PARTS OF THE EXERCISE:
1. Do these statements agree with the excerpt on Nepal's Gen Z protests? Answer yes or no for each and quote the words of the excerpt that decide it.
(a) Nepal abolished its monarchy in 2006.
(b) Modi posted about the violence on X on a Wednesday.
(c) Nepali media were allowed to attend the meeting at the military headquarters.
2. Answer these questions using the excerpt on Nepal's Gen Z protests:
(a) In what year did Nepal's new constitution come into effect?
(b) What is the name of Nepal's military chief?
(c) In which Indian state is Jivesh Mishra a member of the ruling party?
3. From the excerpt on Nepal's Gen Z protests, retype the part that opens with the words containing "While selecting the" and closes with "to the demonstrations.".

EXCERPT TO READ:

--- START ---

Nepal is fraught with frequent political instability, and each prime minister’s tenure has lasted just a year or two since the new constitution came into effect in 2015. The country abolished its monarchy in 2006, after a violent uprising that forced its former king to give up his authoritarian rule, the American-based Associated Press (AP) writer said.

South Block and the ruling BJP are intensely watching political developments across the border, with Indian Prime Minister Narendra Modi swiftly reacting to the unfolding events and writing his feelings on Twitter (X). “The violence in Nepal is heart-rending. I am anguished that many young people have lost their lives,” Modi wrote in a post on X on Tuesday.

The Gen Z youth leaders protested during a scheduled meeting with the country’s Indian trained military chief, Ashok Raj Sigdel, over why Indian media had been given clearance to attend the meeting at the military headquarters, where a planned dialogue was scheduled, while Nepali media were barred.

While selecting the possible candidates for the prime minister, the youth leaders struck names for the premiership, who are pro-Indian and have close ties with Delhi. What angered the Gen Z protesters was that the Indian television channels declared the protests they had joined were not about inequality but about restoring Nepal’s monarchy.

While right-wing television led the charge, newspapers and digital outlets also amplified the narrative. In the process, their coverage downplayed the protesters’ actual grievances, corruption, inequality, and economic hardship by focusing on the theme that was never central to the demonstrations.

Nepali youth demanding accountability versus Indian media, especially outlets close to the ruling BJP, eager to weave the protests into its own narrative, wrote an Indian media outlet.

Indian pro-establishment “Godi Media” was actively downplaying the Gen Z movement in Nepal. Fuelling the narrative are allegations from Indian broadcasters and politicians that rioters vandalized Nepal’s Pashupatinath temple, a revered Hindu site in the Himalayan nation, BBC reported.

“Some rioters, hiding within the crowd of protesters, attempted to vandalize the temple, and it was only after this incident that the army was deployed,” an anchor for the right-wing Zee News, a staunch ‘Godi Media’ television channel, said in a report featuring a clip of people climbing onto the temple’s gate and violently shaking it. KN Swami, a respected monk in the Pashupatinath temple, also posted clips on social media to refute claims it had been attacked by protesters.

Jivesh Mishra, a member of India’s ruling Bharatiya Janata Party (BJP) in eastern Bihar state, which shares a border with Nepal, told reporters last week, “An attack on a temple is an attack on (the) Hindu faith.” Hundreds of social media posts have claimed without evidence that the protests were “instigated and funded” by “anti-Hindu forces and Islamists” to attack religious sites.

--- END ---

GIVEN DATA:
--- START ---

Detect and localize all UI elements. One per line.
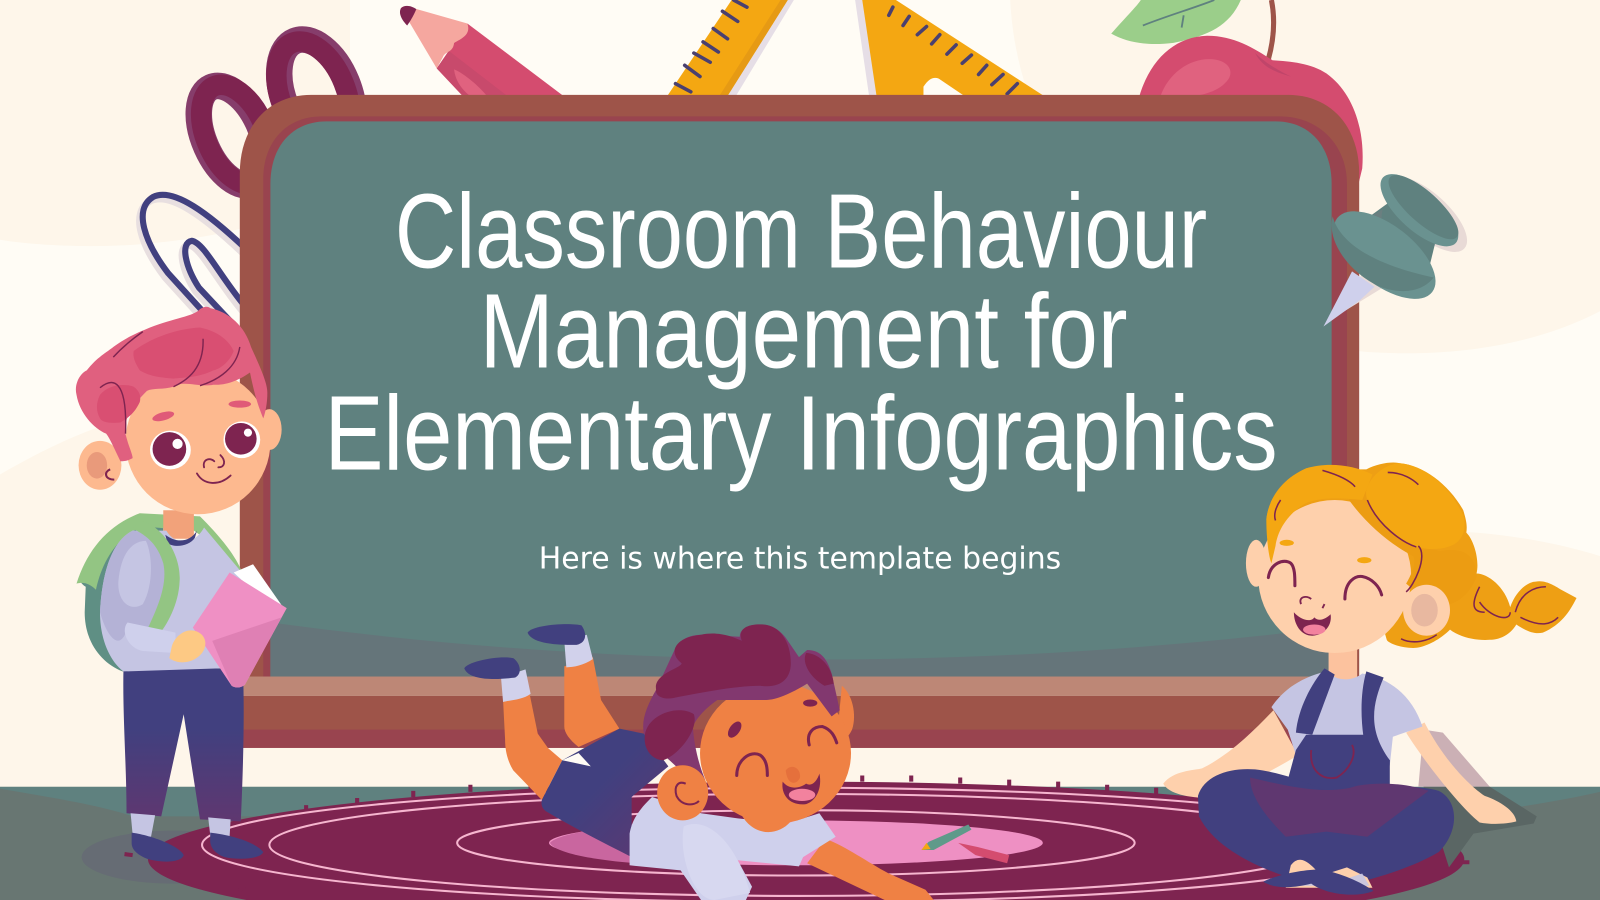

--- END ---

THE SOLUTIONS:
1.
(a) Yes: "The country abolished its monarchy in 2006"
(b) No: "Modi wrote in a post on X on Tuesday."
(c) No: "while Nepali media were barred."

2.
(a) 2015
(b) Ashok Raj Sigdel
(c) Bihar

3.
While selecting the possible candidates for the prime minister, the youth leaders struck names for the premiership, who are pro-Indian and have close ties with Delhi. What angered the Gen Z protesters was that the Indian television channels declared the protests they had joined were not about inequality but about restoring Nepal’s monarchy.

While right-wing television led the charge, newspapers and digital outlets also amplified the narrative. In the process, their coverage downplayed the protesters’ actual grievances, corruption, inequality, and economic hardship by focusing on the theme that was never central to the demonstrations.